REQUIREMENT: In this exercise, reproduce all the entries that follow exactly.

Data entries

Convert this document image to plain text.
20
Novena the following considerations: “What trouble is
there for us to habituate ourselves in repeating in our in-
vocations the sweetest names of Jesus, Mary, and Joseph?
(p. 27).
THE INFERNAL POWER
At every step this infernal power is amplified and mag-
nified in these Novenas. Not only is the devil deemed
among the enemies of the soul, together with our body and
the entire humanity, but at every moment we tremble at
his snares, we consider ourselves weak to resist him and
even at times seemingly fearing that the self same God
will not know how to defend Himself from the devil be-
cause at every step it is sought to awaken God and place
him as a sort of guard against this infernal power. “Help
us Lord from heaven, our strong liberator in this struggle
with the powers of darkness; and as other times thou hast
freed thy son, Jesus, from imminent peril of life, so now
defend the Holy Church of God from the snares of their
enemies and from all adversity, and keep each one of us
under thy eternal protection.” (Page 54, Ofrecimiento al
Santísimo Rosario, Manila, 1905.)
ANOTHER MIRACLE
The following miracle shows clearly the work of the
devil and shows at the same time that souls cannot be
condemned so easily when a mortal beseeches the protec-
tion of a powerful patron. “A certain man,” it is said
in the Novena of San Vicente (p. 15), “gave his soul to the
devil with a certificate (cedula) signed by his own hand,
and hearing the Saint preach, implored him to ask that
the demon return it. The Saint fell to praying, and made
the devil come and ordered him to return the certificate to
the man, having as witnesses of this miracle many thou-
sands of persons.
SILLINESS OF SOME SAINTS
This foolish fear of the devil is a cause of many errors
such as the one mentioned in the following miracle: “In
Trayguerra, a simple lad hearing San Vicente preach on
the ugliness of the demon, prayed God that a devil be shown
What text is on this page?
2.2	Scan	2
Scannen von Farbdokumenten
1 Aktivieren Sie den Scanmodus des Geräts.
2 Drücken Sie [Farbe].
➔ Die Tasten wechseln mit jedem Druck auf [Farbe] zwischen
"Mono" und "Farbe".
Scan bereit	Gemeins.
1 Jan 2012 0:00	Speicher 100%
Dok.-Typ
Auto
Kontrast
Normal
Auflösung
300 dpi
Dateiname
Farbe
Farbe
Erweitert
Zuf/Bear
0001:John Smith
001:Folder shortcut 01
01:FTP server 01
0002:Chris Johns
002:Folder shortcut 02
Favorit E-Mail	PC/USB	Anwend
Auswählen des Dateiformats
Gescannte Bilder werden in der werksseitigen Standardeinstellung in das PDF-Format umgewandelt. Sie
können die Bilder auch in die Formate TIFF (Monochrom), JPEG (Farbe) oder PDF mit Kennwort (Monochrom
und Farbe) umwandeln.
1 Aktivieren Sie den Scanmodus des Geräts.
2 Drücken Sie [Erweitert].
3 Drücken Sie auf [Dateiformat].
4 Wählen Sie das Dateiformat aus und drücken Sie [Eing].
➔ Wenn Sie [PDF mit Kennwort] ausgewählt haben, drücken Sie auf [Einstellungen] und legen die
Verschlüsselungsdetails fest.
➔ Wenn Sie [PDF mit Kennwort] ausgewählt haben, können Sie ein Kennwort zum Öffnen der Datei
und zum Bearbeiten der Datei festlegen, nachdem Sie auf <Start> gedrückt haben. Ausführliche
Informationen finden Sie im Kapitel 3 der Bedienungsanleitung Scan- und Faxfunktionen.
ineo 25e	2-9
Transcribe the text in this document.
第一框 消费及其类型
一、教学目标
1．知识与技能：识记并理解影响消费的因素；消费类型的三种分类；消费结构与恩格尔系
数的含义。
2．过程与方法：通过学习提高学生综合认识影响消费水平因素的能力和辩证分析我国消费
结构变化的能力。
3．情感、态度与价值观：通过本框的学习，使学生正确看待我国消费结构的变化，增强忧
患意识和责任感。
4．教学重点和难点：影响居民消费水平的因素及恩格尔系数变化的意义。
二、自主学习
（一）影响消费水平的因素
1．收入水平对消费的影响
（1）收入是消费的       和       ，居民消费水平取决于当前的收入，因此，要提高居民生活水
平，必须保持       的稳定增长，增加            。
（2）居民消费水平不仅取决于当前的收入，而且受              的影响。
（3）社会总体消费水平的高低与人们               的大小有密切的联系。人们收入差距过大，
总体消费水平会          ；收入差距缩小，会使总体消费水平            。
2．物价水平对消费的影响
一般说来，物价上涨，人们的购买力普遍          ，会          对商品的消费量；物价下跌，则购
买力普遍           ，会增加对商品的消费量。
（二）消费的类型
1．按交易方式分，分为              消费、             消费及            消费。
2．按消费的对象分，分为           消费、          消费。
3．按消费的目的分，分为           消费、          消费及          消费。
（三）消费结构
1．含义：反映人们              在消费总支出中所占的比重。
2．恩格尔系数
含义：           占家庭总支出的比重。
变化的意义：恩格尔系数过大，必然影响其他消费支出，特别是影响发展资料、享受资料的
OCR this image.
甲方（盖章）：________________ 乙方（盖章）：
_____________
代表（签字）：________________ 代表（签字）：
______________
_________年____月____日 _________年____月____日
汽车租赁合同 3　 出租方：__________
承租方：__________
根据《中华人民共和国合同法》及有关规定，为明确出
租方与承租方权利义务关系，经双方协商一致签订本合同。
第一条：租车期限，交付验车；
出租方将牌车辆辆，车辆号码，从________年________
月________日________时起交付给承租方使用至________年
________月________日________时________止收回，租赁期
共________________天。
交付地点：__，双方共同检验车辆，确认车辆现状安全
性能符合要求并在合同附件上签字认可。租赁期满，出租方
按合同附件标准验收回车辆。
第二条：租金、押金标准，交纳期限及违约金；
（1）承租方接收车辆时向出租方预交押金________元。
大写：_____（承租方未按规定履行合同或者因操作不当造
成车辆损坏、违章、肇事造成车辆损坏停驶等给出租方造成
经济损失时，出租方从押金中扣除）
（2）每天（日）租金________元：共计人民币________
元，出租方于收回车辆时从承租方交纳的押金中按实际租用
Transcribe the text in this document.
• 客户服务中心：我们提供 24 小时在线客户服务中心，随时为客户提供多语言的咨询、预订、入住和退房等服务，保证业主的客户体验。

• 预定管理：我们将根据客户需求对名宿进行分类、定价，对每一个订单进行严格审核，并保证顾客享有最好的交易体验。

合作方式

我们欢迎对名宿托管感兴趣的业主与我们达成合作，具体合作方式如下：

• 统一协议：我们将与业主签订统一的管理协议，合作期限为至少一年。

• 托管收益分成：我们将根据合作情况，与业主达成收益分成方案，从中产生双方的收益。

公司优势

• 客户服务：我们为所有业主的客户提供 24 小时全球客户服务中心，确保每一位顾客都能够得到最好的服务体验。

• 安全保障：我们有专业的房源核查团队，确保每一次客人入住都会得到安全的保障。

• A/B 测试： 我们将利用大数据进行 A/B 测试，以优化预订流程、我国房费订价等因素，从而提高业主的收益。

WRITTEN ANSWER:
Convert this document image to plain text.
20
Novena the following considerations: “What trouble is
there for us to habituate ourselves in repeating in our in-
vocations the sweetest names of Jesus, Mary, and Joseph?
(p. 27).
THE INFERNAL POWER
At every step this infernal power is amplified and mag-
nified in these Novenas. Not only is the devil deemed
among the enemies of the soul, together with our body and
the entire humanity, but at every moment we tremble at
his snares, we consider ourselves weak to resist him and
even at times seemingly fearing that the self same God
will not know how to defend Himself from the devil be-
cause at every step it is sought to awaken God and place
him as a sort of guard against this infernal power. “Help
us Lord from heaven, our strong liberator in this struggle
with the powers of darkness; and as other times thou hast
freed thy son, Jesus, from imminent peril of life, so now
defend the Holy Church of God from the snares of their
enemies and from all adversity, and keep each one of us
under thy eternal protection.” (Page 54, Ofrecimiento al
Santísimo Rosario, Manila, 1905.)
ANOTHER MIRACLE
The following miracle shows clearly the work of the
devil and shows at the same time that souls cannot be
condemned so easily when a mortal beseeches the protec-
tion of a powerful patron. “A certain man,” it is said
in the Novena of San Vicente (p. 15), “gave his soul to the
devil with a certificate (cedula) signed by his own hand,
and hearing the Saint preach, implored him to ask that
the demon return it. The Saint fell to praying, and made
the devil come and ordered him to return the certificate to
the man, having as witnesses of this miracle many thou-
sands of persons.
SILLINESS OF SOME SAINTS
This foolish fear of the devil is a cause of many errors
such as the one mentioned in the following miracle: “In
Trayguerra, a simple lad hearing San Vicente preach on
the ugliness of the demon, prayed God that a devil be shown
What text is on this page?
2.2	Scan	2
Scannen von Farbdokumenten
1 Aktivieren Sie den Scanmodus des Geräts.
2 Drücken Sie [Farbe].
➔ Die Tasten wechseln mit jedem Druck auf [Farbe] zwischen
"Mono" und "Farbe".
Scan bereit	Gemeins.
1 Jan 2012 0:00	Speicher 100%
Dok.-Typ
Auto
Kontrast
Normal
Auflösung
300 dpi
Dateiname
Farbe
Farbe
Erweitert
Zuf/Bear
0001:John Smith
001:Folder shortcut 01
01:FTP server 01
0002:Chris Johns
002:Folder shortcut 02
Favorit E-Mail	PC/USB	Anwend
Auswählen des Dateiformats
Gescannte Bilder werden in der werksseitigen Standardeinstellung in das PDF-Format umgewandelt. Sie
können die Bilder auch in die Formate TIFF (Monochrom), JPEG (Farbe) oder PDF mit Kennwort (Monochrom
und Farbe) umwandeln.
1 Aktivieren Sie den Scanmodus des Geräts.
2 Drücken Sie [Erweitert].
3 Drücken Sie auf [Dateiformat].
4 Wählen Sie das Dateiformat aus und drücken Sie [Eing].
➔ Wenn Sie [PDF mit Kennwort] ausgewählt haben, drücken Sie auf [Einstellungen] und legen die
Verschlüsselungsdetails fest.
➔ Wenn Sie [PDF mit Kennwort] ausgewählt haben, können Sie ein Kennwort zum Öffnen der Datei
und zum Bearbeiten der Datei festlegen, nachdem Sie auf <Start> gedrückt haben. Ausführliche
Informationen finden Sie im Kapitel 3 der Bedienungsanleitung Scan- und Faxfunktionen.
ineo 25e	2-9
Transcribe the text in this document.
第一框 消费及其类型
一、教学目标
1．知识与技能：识记并理解影响消费的因素；消费类型的三种分类；消费结构与恩格尔系
数的含义。
2．过程与方法：通过学习提高学生综合认识影响消费水平因素的能力和辩证分析我国消费
结构变化的能力。
3．情感、态度与价值观：通过本框的学习，使学生正确看待我国消费结构的变化，增强忧
患意识和责任感。
4．教学重点和难点：影响居民消费水平的因素及恩格尔系数变化的意义。
二、自主学习
（一）影响消费水平的因素
1．收入水平对消费的影响
（1）收入是消费的       和       ，居民消费水平取决于当前的收入，因此，要提高居民生活水
平，必须保持       的稳定增长，增加            。
（2）居民消费水平不仅取决于当前的收入，而且受              的影响。
（3）社会总体消费水平的高低与人们               的大小有密切的联系。人们收入差距过大，
总体消费水平会          ；收入差距缩小，会使总体消费水平            。
2．物价水平对消费的影响
一般说来，物价上涨，人们的购买力普遍          ，会          对商品的消费量；物价下跌，则购
买力普遍           ，会增加对商品的消费量。
（二）消费的类型
1．按交易方式分，分为              消费、             消费及            消费。
2．按消费的对象分，分为           消费、          消费。
3．按消费的目的分，分为           消费、          消费及          消费。
（三）消费结构
1．含义：反映人们              在消费总支出中所占的比重。
2．恩格尔系数
含义：           占家庭总支出的比重。
变化的意义：恩格尔系数过大，必然影响其他消费支出，特别是影响发展资料、享受资料的
OCR this image.
甲方（盖章）：________________ 乙方（盖章）：
_____________
代表（签字）：________________ 代表（签字）：
______________
_________年____月____日 _________年____月____日
汽车租赁合同 3　 出租方：__________
承租方：__________
根据《中华人民共和国合同法》及有关规定，为明确出
租方与承租方权利义务关系，经双方协商一致签订本合同。
第一条：租车期限，交付验车；
出租方将牌车辆辆，车辆号码，从________年________
月________日________时起交付给承租方使用至________年
________月________日________时________止收回，租赁期
共________________天。
交付地点：__，双方共同检验车辆，确认车辆现状安全
性能符合要求并在合同附件上签字认可。租赁期满，出租方
按合同附件标准验收回车辆。
第二条：租金、押金标准，交纳期限及违约金；
（1）承租方接收车辆时向出租方预交押金________元。
大写：_____（承租方未按规定履行合同或者因操作不当造
成车辆损坏、违章、肇事造成车辆损坏停驶等给出租方造成
经济损失时，出租方从押金中扣除）
（2）每天（日）租金________元：共计人民币________
元，出租方于收回车辆时从承租方交纳的押金中按实际租用
Transcribe the text in this document.
• 客户服务中心：我们提供 24 小时在线客户服务中心，随时为客户提供多语言的咨询、预订、入住和退房等服务，保证业主的客户体验。

• 预定管理：我们将根据客户需求对名宿进行分类、定价，对每一个订单进行严格审核，并保证顾客享有最好的交易体验。

合作方式

我们欢迎对名宿托管感兴趣的业主与我们达成合作，具体合作方式如下：

• 统一协议：我们将与业主签订统一的管理协议，合作期限为至少一年。

• 托管收益分成：我们将根据合作情况，与业主达成收益分成方案，从中产生双方的收益。

公司优势

• 客户服务：我们为所有业主的客户提供 24 小时全球客户服务中心，确保每一位顾客都能够得到最好的服务体验。

• 安全保障：我们有专业的房源核查团队，确保每一次客人入住都会得到安全的保障。

• A/B 测试： 我们将利用大数据进行 A/B 测试，以优化预订流程、我国房费订价等因素，从而提高业主的收益。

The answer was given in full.